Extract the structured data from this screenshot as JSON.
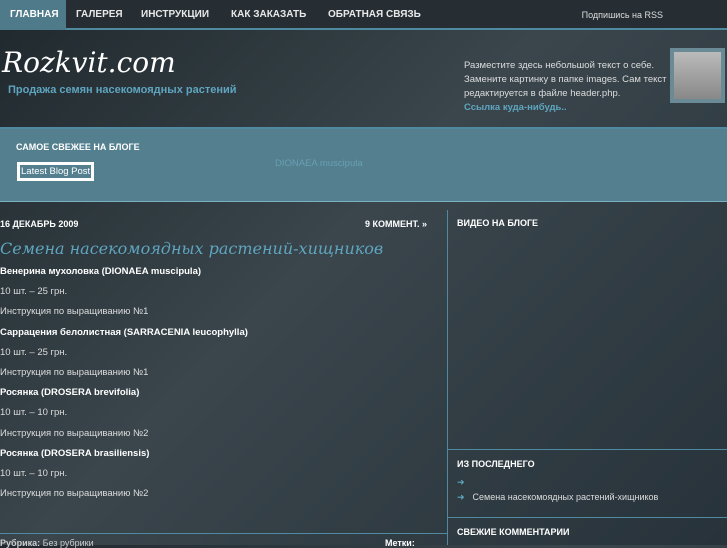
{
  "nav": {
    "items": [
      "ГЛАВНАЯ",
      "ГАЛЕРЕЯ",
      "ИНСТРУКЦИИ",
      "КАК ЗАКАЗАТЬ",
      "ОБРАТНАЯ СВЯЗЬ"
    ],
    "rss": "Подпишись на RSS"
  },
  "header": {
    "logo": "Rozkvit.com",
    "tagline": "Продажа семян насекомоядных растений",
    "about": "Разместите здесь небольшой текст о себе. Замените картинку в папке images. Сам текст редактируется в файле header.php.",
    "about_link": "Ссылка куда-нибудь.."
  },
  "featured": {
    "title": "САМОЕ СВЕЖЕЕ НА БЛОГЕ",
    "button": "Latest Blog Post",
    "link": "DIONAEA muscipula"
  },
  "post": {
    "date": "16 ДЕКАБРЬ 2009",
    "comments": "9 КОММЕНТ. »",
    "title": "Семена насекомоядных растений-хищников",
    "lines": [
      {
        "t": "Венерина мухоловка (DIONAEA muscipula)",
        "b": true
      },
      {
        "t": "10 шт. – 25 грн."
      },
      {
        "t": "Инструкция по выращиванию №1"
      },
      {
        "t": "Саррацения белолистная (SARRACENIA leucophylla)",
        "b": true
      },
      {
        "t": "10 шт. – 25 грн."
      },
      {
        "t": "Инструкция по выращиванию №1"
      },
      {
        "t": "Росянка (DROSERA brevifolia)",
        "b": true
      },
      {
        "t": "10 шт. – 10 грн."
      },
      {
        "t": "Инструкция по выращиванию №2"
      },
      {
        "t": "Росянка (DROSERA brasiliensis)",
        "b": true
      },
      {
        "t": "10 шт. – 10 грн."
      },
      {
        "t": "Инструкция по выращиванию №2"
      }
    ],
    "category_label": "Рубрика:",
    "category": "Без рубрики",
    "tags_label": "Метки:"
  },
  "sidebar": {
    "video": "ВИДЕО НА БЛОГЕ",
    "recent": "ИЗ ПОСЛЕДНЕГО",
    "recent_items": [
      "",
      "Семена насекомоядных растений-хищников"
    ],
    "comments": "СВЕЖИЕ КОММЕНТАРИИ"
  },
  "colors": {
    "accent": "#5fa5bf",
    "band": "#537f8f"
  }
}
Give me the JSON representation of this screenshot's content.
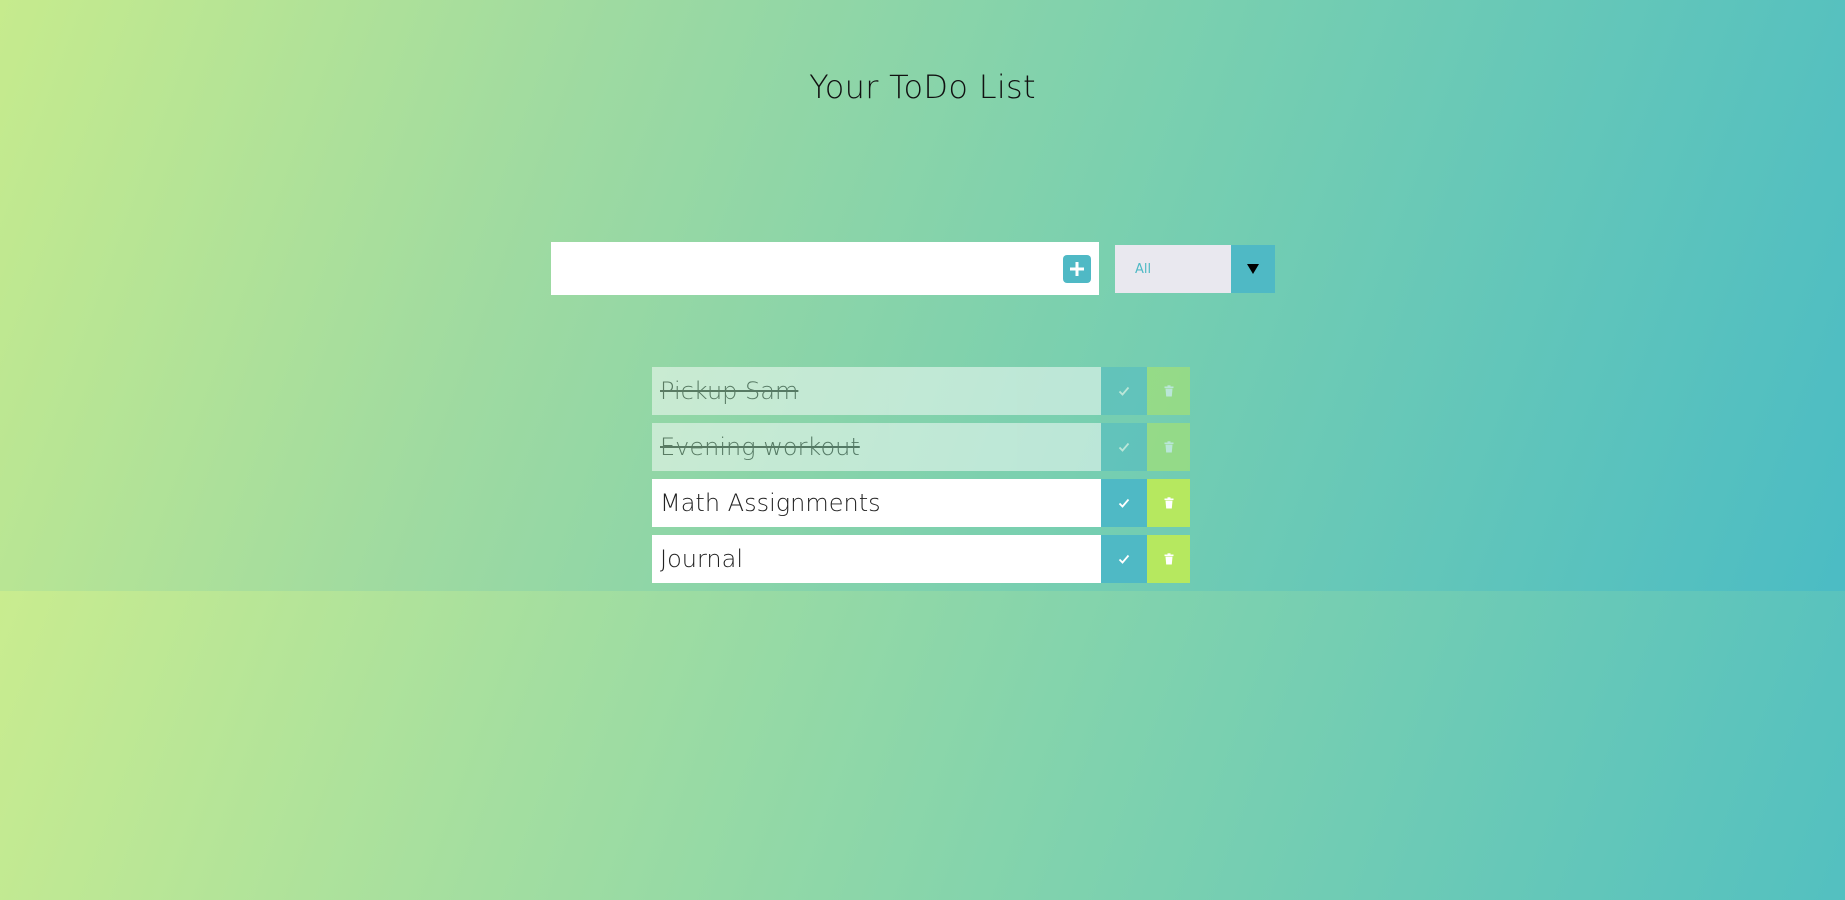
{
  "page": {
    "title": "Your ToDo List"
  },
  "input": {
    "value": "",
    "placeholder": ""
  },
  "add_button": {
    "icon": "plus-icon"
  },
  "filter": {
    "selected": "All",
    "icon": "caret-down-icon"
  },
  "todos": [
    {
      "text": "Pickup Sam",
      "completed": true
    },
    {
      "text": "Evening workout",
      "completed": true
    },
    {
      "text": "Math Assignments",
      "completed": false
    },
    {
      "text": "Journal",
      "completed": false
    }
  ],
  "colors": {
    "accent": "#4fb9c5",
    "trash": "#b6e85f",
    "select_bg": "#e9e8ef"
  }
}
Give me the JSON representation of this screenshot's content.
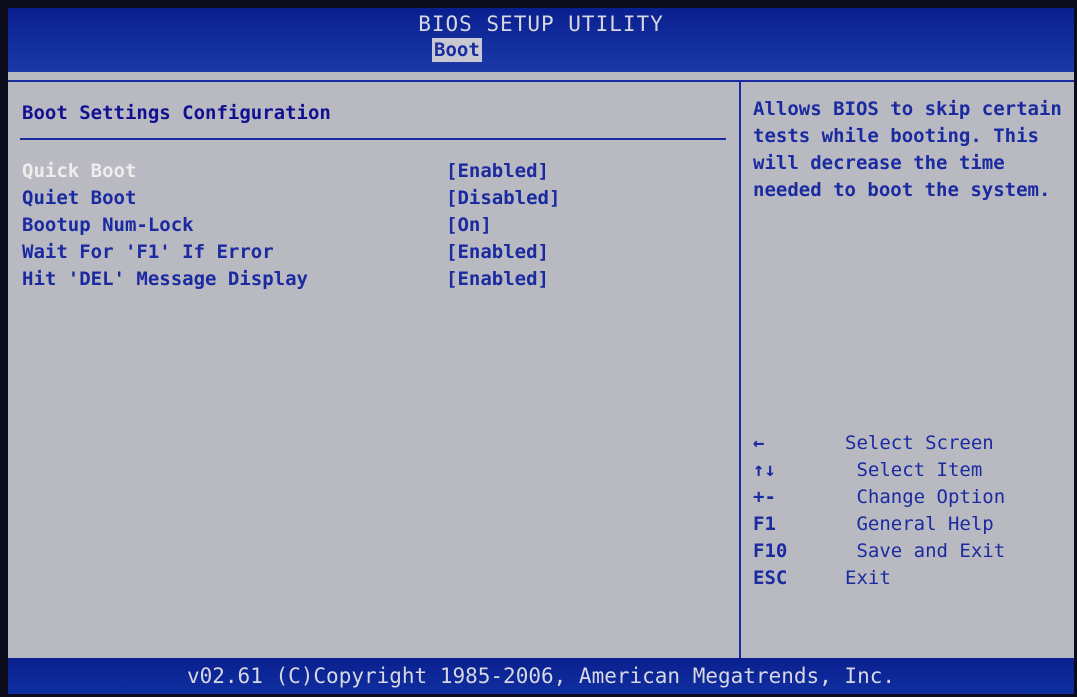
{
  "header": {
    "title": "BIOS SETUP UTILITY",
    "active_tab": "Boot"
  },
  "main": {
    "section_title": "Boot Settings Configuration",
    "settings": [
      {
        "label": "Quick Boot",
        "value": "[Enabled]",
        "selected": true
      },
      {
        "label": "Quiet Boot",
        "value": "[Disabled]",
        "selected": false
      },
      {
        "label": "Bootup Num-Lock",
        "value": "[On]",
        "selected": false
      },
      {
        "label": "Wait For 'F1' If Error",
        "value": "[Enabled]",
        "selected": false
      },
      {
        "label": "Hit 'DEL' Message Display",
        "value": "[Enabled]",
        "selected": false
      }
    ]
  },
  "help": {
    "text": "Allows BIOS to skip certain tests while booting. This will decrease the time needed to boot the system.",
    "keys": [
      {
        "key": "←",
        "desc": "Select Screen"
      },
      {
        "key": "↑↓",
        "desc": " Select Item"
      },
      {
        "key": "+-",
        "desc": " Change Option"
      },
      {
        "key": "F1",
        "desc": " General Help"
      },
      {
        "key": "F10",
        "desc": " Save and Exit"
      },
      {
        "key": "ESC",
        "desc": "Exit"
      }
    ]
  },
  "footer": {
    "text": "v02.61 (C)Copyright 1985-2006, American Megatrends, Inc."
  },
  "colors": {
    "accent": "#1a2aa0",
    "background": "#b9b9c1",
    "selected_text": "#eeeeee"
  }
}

◆ ◆ ◆ ◆ ◆ ◆ ◆

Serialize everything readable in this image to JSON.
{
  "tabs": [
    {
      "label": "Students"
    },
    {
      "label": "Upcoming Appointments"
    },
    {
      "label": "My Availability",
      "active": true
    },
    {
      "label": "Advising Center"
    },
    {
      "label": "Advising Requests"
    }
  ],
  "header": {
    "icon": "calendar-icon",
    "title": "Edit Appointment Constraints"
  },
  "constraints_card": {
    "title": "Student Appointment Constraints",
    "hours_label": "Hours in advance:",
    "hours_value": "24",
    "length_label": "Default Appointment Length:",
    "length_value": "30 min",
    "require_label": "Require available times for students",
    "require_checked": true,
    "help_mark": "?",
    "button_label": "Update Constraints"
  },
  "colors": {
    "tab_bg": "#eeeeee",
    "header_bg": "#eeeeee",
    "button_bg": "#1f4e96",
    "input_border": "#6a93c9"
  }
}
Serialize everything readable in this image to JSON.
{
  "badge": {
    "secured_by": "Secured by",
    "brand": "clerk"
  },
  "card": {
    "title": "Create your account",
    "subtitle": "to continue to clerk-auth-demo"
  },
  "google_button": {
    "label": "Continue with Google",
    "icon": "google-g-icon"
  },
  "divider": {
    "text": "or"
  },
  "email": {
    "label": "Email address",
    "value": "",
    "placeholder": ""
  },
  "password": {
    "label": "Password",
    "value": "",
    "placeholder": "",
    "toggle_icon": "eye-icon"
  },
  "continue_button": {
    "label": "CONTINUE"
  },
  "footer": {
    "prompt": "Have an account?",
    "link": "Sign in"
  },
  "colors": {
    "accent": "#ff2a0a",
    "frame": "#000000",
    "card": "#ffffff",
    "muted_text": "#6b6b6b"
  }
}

◆ ◆ ◆ ◆ ◆ ◆ ◆

**EXERCISE DIRECTIONS:**
Search the data above for the string "comments" and return every line that has it.

**EXPECTED ANSWER:**
    "comments": "9 КОММЕНТ. »",
    "comments": "СВЕЖИЕ КОММЕНТАРИИ"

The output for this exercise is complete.